SHORT PROBLEM 1 »
In the 993 maintenance cost list below, by what mileage does the driver door check strap fix show up?
SHORT PROBLEM 2 »
Please extend the 993 maintenance cost list below with further entries in the same style, beginning after its last line.

─── PAGE

Let’s see, ay the low end DIY
Clutch at 70-100K - $2000 – no need for engine out on 993 to do this, lowers job cost.
Synchros and rebuild standard diff 80-120K - $1000+, no need for engine out for this on 993
Struts 60-80K, once in the life of the car- $3000, DIY $2000
Valve lifter cartridges, once in the life of the car 70-100K $1500
Rebuild steering rack, once in the life of the car 80 to 100K $2000, $350 DIY
Odometer fix all cars age related, once in the life of the car - DIY$60
Clock electrical fix sooner or later most cars - DIY just some solder, no direct cost
Driver door check strap fix shows up by 70K, can avoid by modifying check strap rubber friction part. $300 to $800
Brake pads - 40-60K - OE pads if desire quiet brakes, aftermarket for performance $200+/- DIY
Flex brake lines - optional, age related all cars $150 DIY
Replace rubber fan housing flex cover/pipe - 70-90K, part cost not expensive <$100
Ignition wires - once in life of car, done when engine is out for other service not priced recently
Distributor internal belt 80K-150K, I lube the shaft on the 2nd distributor when changing rotor and cap to forestall this. Prices all over the place.

──────
─── PROVIDED RECORDS

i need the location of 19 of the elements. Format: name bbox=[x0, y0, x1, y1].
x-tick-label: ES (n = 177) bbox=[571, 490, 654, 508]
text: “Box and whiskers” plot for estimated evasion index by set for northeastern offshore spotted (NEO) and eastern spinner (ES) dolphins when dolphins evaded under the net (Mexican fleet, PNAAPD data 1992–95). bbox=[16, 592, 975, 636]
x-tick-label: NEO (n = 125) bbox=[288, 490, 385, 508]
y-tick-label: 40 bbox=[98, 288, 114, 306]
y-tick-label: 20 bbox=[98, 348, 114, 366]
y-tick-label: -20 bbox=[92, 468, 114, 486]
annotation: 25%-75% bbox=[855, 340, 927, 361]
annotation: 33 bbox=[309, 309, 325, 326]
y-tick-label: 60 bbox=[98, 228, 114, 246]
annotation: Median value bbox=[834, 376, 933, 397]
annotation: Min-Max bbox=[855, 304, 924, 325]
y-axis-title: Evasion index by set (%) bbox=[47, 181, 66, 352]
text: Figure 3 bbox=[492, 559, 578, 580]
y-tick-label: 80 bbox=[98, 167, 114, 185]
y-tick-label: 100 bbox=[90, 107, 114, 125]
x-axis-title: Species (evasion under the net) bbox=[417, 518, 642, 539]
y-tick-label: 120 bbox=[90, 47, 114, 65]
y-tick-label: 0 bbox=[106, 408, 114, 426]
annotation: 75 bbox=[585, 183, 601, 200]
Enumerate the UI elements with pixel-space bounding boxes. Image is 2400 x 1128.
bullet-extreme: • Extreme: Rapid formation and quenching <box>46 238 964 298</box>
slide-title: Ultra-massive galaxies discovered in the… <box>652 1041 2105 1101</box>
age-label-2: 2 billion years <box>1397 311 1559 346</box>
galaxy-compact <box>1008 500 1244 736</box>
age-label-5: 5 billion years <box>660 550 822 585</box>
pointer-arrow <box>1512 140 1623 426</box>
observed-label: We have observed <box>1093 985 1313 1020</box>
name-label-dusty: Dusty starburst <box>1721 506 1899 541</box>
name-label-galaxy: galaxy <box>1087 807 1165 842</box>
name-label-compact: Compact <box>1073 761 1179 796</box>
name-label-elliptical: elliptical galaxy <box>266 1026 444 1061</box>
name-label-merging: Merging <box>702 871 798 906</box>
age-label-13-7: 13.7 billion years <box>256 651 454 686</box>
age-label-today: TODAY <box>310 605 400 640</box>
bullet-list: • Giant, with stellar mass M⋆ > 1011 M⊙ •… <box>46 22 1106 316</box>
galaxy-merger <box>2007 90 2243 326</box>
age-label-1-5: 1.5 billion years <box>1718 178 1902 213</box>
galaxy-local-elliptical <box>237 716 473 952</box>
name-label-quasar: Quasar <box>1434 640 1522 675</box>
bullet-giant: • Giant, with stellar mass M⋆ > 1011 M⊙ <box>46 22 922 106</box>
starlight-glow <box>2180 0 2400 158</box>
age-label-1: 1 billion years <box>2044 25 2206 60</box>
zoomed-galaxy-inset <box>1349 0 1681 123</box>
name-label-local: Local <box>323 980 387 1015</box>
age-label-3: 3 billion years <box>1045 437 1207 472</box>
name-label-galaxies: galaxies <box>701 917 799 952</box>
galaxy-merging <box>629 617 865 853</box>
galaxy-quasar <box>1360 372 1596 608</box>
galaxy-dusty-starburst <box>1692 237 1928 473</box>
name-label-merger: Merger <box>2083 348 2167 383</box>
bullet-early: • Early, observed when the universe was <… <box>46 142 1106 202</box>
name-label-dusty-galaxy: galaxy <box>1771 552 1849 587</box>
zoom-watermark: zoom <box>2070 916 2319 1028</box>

──────
─── PROVIDED RECORDS

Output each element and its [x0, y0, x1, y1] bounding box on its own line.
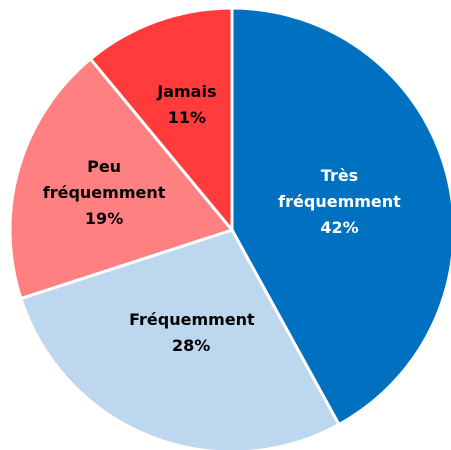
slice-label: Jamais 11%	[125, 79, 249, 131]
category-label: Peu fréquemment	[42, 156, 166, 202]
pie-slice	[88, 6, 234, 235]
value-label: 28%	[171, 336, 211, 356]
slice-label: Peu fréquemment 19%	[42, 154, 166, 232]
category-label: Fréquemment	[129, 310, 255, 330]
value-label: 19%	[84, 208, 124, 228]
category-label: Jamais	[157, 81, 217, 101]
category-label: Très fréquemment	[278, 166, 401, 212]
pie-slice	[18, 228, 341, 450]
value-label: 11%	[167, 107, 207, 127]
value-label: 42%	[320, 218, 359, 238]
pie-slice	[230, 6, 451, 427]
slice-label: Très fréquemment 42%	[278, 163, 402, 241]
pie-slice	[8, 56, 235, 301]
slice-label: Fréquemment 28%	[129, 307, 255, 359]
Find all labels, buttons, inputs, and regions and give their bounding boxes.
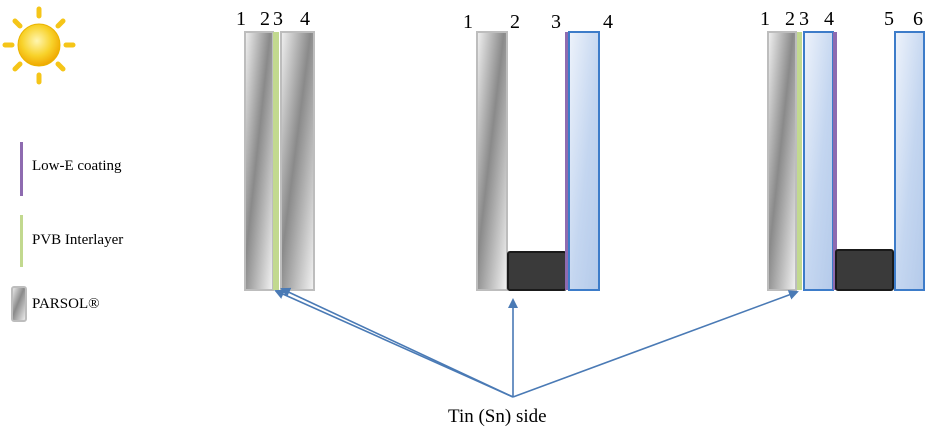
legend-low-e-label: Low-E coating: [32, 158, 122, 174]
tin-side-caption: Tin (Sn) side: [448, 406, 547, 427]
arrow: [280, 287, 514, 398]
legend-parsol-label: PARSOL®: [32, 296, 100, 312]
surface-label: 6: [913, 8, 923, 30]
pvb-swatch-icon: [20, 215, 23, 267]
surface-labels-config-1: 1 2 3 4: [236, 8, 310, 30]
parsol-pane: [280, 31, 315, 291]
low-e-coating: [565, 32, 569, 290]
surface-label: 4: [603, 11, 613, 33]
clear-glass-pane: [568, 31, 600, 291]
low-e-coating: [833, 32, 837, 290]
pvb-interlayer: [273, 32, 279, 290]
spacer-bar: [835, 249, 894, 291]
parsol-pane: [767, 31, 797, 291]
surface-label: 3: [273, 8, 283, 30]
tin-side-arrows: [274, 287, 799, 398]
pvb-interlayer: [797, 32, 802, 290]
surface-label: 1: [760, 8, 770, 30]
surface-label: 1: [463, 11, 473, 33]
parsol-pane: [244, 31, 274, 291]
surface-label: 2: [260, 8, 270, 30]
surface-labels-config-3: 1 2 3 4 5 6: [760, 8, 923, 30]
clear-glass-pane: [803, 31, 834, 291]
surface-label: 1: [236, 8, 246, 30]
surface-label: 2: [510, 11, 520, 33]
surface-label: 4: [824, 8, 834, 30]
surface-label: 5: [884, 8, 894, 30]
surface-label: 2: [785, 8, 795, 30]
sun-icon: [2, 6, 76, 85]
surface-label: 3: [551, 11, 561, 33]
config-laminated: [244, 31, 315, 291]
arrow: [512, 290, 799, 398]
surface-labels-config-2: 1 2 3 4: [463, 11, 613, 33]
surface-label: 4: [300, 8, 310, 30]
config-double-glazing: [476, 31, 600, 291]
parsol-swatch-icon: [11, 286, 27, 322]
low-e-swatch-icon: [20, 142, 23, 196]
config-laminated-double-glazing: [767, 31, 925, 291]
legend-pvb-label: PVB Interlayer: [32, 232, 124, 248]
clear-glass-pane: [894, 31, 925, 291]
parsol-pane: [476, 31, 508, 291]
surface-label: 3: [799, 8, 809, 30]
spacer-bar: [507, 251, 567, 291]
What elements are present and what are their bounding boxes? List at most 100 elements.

──────
─── PROVIDED RECORDS

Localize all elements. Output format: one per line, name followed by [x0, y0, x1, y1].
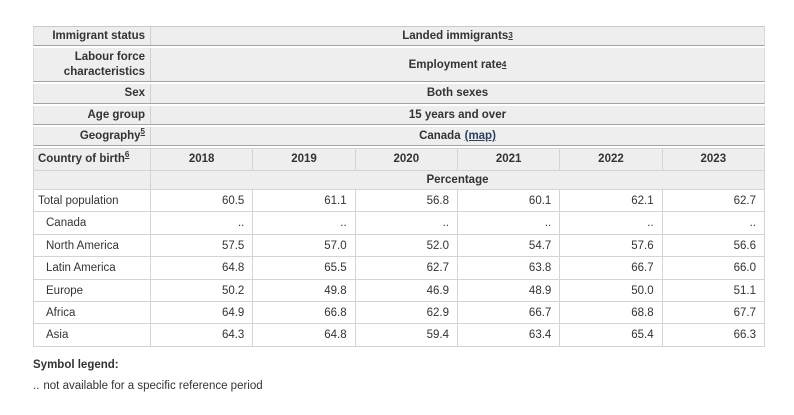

──────

EXERCISE RESULT 1 »
By 70K.

EXERCISE RESULT 2 »
Clean HVAC fan - 70K+ easy DIY no cost
Repair or replace HVAC duct valves/actuators 50K or later - have not done this no line on cost.
Other normal stuff as in any vehicle.
The key is to have an accounting as to what has already been done of the above items.

Seems the options include buying a low miles example or one with $80k on it and many of the above items done already. Best value in a driver would be one with $80 on it and most of the above items dome.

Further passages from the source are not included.